*Texte cité:*
^^^^^^^^

Fin 2007, on pouvait en effet lire dans la lettre du Manager de l’alimentaire ((n°97, 30 novembre 2007)), la chose suivante :
AFNOR : vers une norme NF halal
L’AFNOR vient d’achever une étude de faisabilité sur une norme NF halal garantissant le respect du rite halal de la bête sur pied jusqu’au consommateur (transport et distribution compris), selon Les Marchés qui précisent qu’un point d’étape officiel pourrait être fait à l’occasion de MDD Expo (26 et 27/03/2008) qui abritera un pavillon halal.
Il y aura donc, peut-être, bientôt une norme NF halal sur le marché français. La norme NF, c’est pour les consommateurs ce petit logo que l’on voit un peu partout sur divers produits de consommations.
Sur le site officiel, on explique que :
la marque NF est une marque collective de certification. Elle garantit la qualité et la sécurité des produits et services certifiés. La marque NF garantit non seulement la conformité aux normes en vigueur, mais aussi à des critères de qualité supplémentaires correspondant aux besoins des consommateurs.
« Mais aussi des critères de qualité supplémentaires correspondant aux besoins des consommateurs ». Appliquée au halal, cette précision introduit les principes islamiques relatifs à l’abattage des bêtes. Autrement dit, une viande halal devra être légalement conforme non seulement aux règles générales liées au commerce de la viande, depuis l’agriculteur jusqu’à l’étal du boucher, mais encore aux règles de l’islam. Ce serait là une véritable révolution qui bouleversera tout le paysage économique du halal. On peut se demander d’ailleurs dans quelle mesure elle sera applicable et appliquée.
Le halal, un eldorado infesté de fraudeurs
La question du halal est une question très délicate. Les sommes pharaoniques que la viande, à elle seule, génèrent attirent toutes les convoitises. Ce qui explique par exemple la prolifération d’organismes privés de contrôle du halal et la délivrance de certificats de complaisance à qui graissera mieux la patte. Manque de contrôle, opacité, voire menaces verbales et physiques à qui se pencherait un peu trop sur la question, participent à ce qui s’apparente de loin à un désintérêt pour le marché du halal. Malgré tout, on ne pourra assainir le marché que par le haut. L’absence d’actions coordonnées de la part des musulmans, l’appât du gain d’individualités enrichies grâce à la fraude, mais surtout au bras long, mais aussi la crainte d’éventuelles représailles, n’encouragent pas une prise en main par les consommateurs eux-mêmes. C’est pourquoi une norme NF halal est la bienvenue. Si tant est qu’elle corresponde aux attentes et à des critères précis.

^^^^^^^^

Listes de localisation des éléments

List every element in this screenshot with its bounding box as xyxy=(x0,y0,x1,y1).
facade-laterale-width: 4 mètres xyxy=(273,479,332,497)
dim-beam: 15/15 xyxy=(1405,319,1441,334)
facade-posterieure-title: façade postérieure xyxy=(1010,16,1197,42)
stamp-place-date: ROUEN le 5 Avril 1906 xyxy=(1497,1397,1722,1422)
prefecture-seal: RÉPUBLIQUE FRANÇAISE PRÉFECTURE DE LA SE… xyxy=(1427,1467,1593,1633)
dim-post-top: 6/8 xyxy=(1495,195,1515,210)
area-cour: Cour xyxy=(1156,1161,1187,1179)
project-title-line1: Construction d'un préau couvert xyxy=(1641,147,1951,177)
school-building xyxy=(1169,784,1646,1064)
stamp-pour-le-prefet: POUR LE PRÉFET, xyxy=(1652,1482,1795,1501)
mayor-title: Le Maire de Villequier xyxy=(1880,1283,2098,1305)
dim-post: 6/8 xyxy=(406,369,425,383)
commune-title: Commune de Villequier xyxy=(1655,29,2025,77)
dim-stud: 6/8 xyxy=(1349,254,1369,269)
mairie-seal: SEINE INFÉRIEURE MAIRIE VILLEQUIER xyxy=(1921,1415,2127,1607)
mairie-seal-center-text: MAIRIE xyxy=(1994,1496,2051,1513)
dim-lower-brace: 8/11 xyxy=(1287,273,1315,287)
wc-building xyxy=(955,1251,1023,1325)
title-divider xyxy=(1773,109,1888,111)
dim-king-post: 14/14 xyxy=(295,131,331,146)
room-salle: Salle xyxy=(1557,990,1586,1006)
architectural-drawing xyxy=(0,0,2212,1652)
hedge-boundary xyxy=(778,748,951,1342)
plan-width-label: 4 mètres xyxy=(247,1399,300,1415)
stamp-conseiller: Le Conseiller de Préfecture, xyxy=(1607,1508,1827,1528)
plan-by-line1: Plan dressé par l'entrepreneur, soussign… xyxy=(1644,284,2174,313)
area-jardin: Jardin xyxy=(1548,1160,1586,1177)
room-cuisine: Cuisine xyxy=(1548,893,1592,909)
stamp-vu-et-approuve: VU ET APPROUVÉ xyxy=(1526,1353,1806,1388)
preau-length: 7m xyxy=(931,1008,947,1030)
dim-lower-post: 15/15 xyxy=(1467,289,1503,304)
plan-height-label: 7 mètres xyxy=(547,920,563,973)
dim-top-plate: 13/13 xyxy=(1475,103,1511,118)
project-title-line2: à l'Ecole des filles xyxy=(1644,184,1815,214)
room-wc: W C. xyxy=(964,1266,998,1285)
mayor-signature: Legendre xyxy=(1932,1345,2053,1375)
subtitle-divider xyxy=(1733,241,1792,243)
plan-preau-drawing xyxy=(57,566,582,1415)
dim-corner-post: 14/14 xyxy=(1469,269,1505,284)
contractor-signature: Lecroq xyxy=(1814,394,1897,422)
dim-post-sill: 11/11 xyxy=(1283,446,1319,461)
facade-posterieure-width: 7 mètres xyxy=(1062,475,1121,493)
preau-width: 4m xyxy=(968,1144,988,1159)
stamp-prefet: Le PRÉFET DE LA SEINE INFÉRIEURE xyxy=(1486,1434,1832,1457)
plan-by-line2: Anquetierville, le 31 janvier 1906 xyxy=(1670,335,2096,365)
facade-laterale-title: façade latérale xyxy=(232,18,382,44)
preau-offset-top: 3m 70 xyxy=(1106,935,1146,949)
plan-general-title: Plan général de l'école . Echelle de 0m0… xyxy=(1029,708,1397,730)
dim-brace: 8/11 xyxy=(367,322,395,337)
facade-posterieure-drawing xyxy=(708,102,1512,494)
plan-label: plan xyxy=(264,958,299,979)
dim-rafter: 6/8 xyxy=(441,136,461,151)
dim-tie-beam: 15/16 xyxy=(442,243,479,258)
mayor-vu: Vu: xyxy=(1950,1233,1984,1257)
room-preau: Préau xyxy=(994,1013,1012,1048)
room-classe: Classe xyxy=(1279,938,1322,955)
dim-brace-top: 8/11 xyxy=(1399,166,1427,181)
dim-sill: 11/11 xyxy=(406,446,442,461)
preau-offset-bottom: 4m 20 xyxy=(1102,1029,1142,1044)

^^^^^^^^

*Tâches à réaliser:*
1: Recopiez le passage du texte sur la norme NF halal qui commence par « Il y aura donc, peut-être, bientôt » et se poursuit jusqu'à « produits de consommations. ».
2: Pour chacune des affirmations suivantes, indiquez par oui ou par non si elle est conforme au texte sur la norme NF halal, et citez mot pour mot les termes du texte qui permettent de trancher : (a) L'AFNOR a achevé une étude de faisabilité sur une norme NF halal. (b) La marque NF est une marque individuelle de certification. (c) La norme envisagée garantirait le respect du rite halal sans prendre en compte le transport.
3: Réécrivez sous forme de liste le paragraphe du texte sur la norme NF halal qui commence par « La question du halal est une question très délicate », en conservant ses faits essentiels.
Vous n'avez pas besoin des lignes pour ce travail.

*Réponses aux exercices:*
1:
Il y aura donc, peut-être, bientôt une norme NF halal sur le marché français. La norme NF, c’est pour les consommateurs ce petit logo que l’on voit un peu partout sur divers produits de consommations.

2:
(a) Oui : « L’AFNOR vient d’achever une étude de faisabilité sur une norme NF halal ».
(b) Non : « la marque NF est une marque collective de certification ».
(c) Non : « de la bête sur pied jusqu’au consommateur (transport et distribution compris) ».

3:
- La question du halal est très délicate : les sommes énormes générées par la seule viande attirent toutes les convoitises.
- Cela explique la prolifération d'organismes privés de contrôle et la délivrance de certificats de complaisance à ceux qui paient le mieux.
- Manque de contrôle, opacité et menaces verbales et physiques envers ceux qui s'intéressent de trop près à la question donnent l'apparence d'un désintérêt pour ce marché.
- Le marché ne pourra être assaini que par le haut.
- L'absence d'actions coordonnées des musulmans, l'appât du gain d'individus enrichis par la fraude et influents, ainsi que la crainte de représailles, n'encouragent pas les consommateurs à prendre eux-mêmes les choses en main.
- Une norme NF halal est donc la bienvenue, à condition qu'elle corresponde aux attentes et à des critères précis.